- [Exercise instructions] Can you return each of the records below, line for line and without changing a single character?

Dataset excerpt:

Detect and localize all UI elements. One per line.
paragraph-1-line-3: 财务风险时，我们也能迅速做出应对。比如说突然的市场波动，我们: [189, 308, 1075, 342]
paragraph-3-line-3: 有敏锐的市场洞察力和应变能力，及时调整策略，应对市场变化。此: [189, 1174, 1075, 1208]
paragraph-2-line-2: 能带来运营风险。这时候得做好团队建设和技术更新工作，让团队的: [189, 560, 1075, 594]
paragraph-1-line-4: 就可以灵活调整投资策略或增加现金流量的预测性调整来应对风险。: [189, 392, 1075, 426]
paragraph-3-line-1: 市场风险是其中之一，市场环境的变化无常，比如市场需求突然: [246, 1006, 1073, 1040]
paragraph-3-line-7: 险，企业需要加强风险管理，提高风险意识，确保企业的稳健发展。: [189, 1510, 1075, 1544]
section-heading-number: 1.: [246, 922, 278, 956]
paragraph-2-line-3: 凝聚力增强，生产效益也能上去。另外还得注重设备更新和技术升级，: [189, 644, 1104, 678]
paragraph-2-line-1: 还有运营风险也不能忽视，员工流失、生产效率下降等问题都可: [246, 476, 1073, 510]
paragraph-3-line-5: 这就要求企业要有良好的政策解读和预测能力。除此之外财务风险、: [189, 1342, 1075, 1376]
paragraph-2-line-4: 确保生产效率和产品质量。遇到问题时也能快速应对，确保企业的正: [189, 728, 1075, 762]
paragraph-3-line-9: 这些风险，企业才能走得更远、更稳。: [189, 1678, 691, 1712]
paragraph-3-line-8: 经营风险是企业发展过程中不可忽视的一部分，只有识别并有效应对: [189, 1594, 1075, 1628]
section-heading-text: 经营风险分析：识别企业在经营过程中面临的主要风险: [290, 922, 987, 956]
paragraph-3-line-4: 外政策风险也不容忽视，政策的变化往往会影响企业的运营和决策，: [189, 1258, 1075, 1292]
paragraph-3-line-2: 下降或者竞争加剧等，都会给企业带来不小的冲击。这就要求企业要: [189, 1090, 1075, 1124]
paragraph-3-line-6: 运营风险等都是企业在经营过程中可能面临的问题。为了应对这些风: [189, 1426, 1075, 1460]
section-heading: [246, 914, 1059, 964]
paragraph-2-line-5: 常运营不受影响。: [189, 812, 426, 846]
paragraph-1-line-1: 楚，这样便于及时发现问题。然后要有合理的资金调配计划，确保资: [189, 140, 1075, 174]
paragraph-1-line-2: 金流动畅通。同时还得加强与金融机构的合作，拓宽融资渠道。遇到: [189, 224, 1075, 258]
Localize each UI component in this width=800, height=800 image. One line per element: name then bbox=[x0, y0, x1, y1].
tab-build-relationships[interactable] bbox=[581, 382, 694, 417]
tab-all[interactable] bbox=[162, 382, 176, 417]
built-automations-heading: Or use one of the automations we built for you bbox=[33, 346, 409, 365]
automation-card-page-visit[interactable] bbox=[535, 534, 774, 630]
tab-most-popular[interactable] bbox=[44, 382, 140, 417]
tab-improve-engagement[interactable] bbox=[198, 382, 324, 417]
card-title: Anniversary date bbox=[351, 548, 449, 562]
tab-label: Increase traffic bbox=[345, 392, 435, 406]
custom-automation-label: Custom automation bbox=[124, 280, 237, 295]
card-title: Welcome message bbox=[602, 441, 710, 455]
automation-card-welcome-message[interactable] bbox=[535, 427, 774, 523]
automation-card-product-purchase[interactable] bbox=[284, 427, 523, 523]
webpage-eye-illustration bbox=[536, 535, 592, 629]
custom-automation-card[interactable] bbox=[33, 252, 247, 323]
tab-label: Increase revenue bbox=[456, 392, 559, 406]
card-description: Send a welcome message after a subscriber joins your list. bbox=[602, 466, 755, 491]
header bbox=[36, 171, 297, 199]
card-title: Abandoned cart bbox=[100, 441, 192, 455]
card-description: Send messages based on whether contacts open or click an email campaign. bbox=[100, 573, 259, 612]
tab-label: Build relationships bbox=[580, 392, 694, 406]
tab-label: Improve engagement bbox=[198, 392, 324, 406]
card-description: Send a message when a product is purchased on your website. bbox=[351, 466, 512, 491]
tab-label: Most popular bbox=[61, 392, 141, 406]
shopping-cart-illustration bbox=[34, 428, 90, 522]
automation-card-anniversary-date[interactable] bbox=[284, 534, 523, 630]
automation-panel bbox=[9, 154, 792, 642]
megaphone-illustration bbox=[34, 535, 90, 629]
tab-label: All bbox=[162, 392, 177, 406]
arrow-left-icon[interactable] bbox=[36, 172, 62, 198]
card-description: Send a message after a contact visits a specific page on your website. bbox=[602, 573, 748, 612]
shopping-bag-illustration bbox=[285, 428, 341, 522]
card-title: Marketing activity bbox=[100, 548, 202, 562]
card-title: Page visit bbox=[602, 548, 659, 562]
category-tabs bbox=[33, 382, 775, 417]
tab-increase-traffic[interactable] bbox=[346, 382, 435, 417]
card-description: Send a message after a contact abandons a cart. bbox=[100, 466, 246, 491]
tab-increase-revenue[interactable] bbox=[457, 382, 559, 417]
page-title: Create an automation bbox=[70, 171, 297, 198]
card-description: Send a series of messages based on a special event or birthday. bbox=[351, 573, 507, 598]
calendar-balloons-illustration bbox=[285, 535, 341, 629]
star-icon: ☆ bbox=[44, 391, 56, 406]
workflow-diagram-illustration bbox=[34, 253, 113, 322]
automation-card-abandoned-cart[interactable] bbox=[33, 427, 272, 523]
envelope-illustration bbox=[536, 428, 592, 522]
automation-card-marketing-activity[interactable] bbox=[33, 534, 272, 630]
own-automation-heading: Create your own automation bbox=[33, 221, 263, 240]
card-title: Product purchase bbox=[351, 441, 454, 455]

- [Expected output]
Detect and localize all UI elements. One per line.
paragraph-1-line-3: 财务风险时，我们也能迅速做出应对。比如说突然的市场波动，我们: [189, 308, 1075, 342]
paragraph-3-line-3: 有敏锐的市场洞察力和应变能力，及时调整策略，应对市场变化。此: [189, 1174, 1075, 1208]
paragraph-2-line-2: 能带来运营风险。这时候得做好团队建设和技术更新工作，让团队的: [189, 560, 1075, 594]
paragraph-1-line-4: 就可以灵活调整投资策略或增加现金流量的预测性调整来应对风险。: [189, 392, 1075, 426]
paragraph-3-line-1: 市场风险是其中之一，市场环境的变化无常，比如市场需求突然: [246, 1006, 1073, 1040]
paragraph-3-line-7: 险，企业需要加强风险管理，提高风险意识，确保企业的稳健发展。: [189, 1510, 1075, 1544]
section-heading-number: 1.: [246, 922, 278, 956]
paragraph-2-line-3: 凝聚力增强，生产效益也能上去。另外还得注重设备更新和技术升级，: [189, 644, 1104, 678]
paragraph-2-line-1: 还有运营风险也不能忽视，员工流失、生产效率下降等问题都可: [246, 476, 1073, 510]
paragraph-3-line-5: 这就要求企业要有良好的政策解读和预测能力。除此之外财务风险、: [189, 1342, 1075, 1376]
paragraph-2-line-4: 确保生产效率和产品质量。遇到问题时也能快速应对，确保企业的正: [189, 728, 1075, 762]
paragraph-3-line-9: 这些风险，企业才能走得更远、更稳。: [189, 1678, 691, 1712]
paragraph-3-line-8: 经营风险是企业发展过程中不可忽视的一部分，只有识别并有效应对: [189, 1594, 1075, 1628]
section-heading-text: 经营风险分析：识别企业在经营过程中面临的主要风险: [290, 922, 987, 956]
paragraph-3-line-4: 外政策风险也不容忽视，政策的变化往往会影响企业的运营和决策，: [189, 1258, 1075, 1292]
paragraph-3-line-2: 下降或者竞争加剧等，都会给企业带来不小的冲击。这就要求企业要: [189, 1090, 1075, 1124]
paragraph-3-line-6: 运营风险等都是企业在经营过程中可能面临的问题。为了应对这些风: [189, 1426, 1075, 1460]
section-heading: [246, 914, 1059, 964]
paragraph-2-line-5: 常运营不受影响。: [189, 812, 426, 846]
paragraph-1-line-1: 楚，这样便于及时发现问题。然后要有合理的资金调配计划，确保资: [189, 140, 1075, 174]
paragraph-1-line-2: 金流动畅通。同时还得加强与金融机构的合作，拓宽融资渠道。遇到: [189, 224, 1075, 258]
Localize each UI component in this width=800, height=800 image. One line per element: name then bbox=[x0, y0, x1, y1].
tab-build-relationships[interactable] bbox=[581, 382, 694, 417]
tab-all[interactable] bbox=[162, 382, 176, 417]
built-automations-heading: Or use one of the automations we built for you bbox=[33, 346, 409, 365]
automation-card-page-visit[interactable] bbox=[535, 534, 774, 630]
tab-most-popular[interactable] bbox=[44, 382, 140, 417]
tab-improve-engagement[interactable] bbox=[198, 382, 324, 417]
card-title: Anniversary date bbox=[351, 548, 449, 562]
tab-label: Increase traffic bbox=[345, 392, 435, 406]
custom-automation-label: Custom automation bbox=[124, 280, 237, 295]
card-title: Welcome message bbox=[602, 441, 710, 455]
automation-card-welcome-message[interactable] bbox=[535, 427, 774, 523]
automation-card-product-purchase[interactable] bbox=[284, 427, 523, 523]
webpage-eye-illustration bbox=[536, 535, 592, 629]
custom-automation-card[interactable] bbox=[33, 252, 247, 323]
tab-label: Increase revenue bbox=[456, 392, 559, 406]
card-description: Send a welcome message after a subscriber joins your list. bbox=[602, 466, 755, 491]
header bbox=[36, 171, 297, 199]
card-title: Abandoned cart bbox=[100, 441, 192, 455]
card-description: Send messages based on whether contacts open or click an email campaign. bbox=[100, 573, 259, 612]
tab-label: Build relationships bbox=[580, 392, 694, 406]
tab-label: Improve engagement bbox=[198, 392, 324, 406]
card-description: Send a message when a product is purchased on your website. bbox=[351, 466, 512, 491]
tab-label: Most popular bbox=[61, 392, 141, 406]
shopping-cart-illustration bbox=[34, 428, 90, 522]
automation-card-anniversary-date[interactable] bbox=[284, 534, 523, 630]
automation-panel bbox=[9, 154, 792, 642]
megaphone-illustration bbox=[34, 535, 90, 629]
tab-label: All bbox=[162, 392, 177, 406]
arrow-left-icon[interactable] bbox=[36, 172, 62, 198]
card-description: Send a message after a contact visits a specific page on your website. bbox=[602, 573, 748, 612]
shopping-bag-illustration bbox=[285, 428, 341, 522]
card-title: Marketing activity bbox=[100, 548, 202, 562]
card-title: Page visit bbox=[602, 548, 659, 562]
category-tabs bbox=[33, 382, 775, 417]
tab-increase-traffic[interactable] bbox=[346, 382, 435, 417]
card-description: Send a message after a contact abandons a cart. bbox=[100, 466, 246, 491]
tab-increase-revenue[interactable] bbox=[457, 382, 559, 417]
page-title: Create an automation bbox=[70, 171, 297, 198]
card-description: Send a series of messages based on a special event or birthday. bbox=[351, 573, 507, 598]
calendar-balloons-illustration bbox=[285, 535, 341, 629]
star-icon: ☆ bbox=[44, 391, 56, 406]
workflow-diagram-illustration bbox=[34, 253, 113, 322]
automation-card-abandoned-cart[interactable] bbox=[33, 427, 272, 523]
envelope-illustration bbox=[536, 428, 592, 522]
automation-card-marketing-activity[interactable] bbox=[33, 534, 272, 630]
own-automation-heading: Create your own automation bbox=[33, 221, 263, 240]
card-title: Product purchase bbox=[351, 441, 454, 455]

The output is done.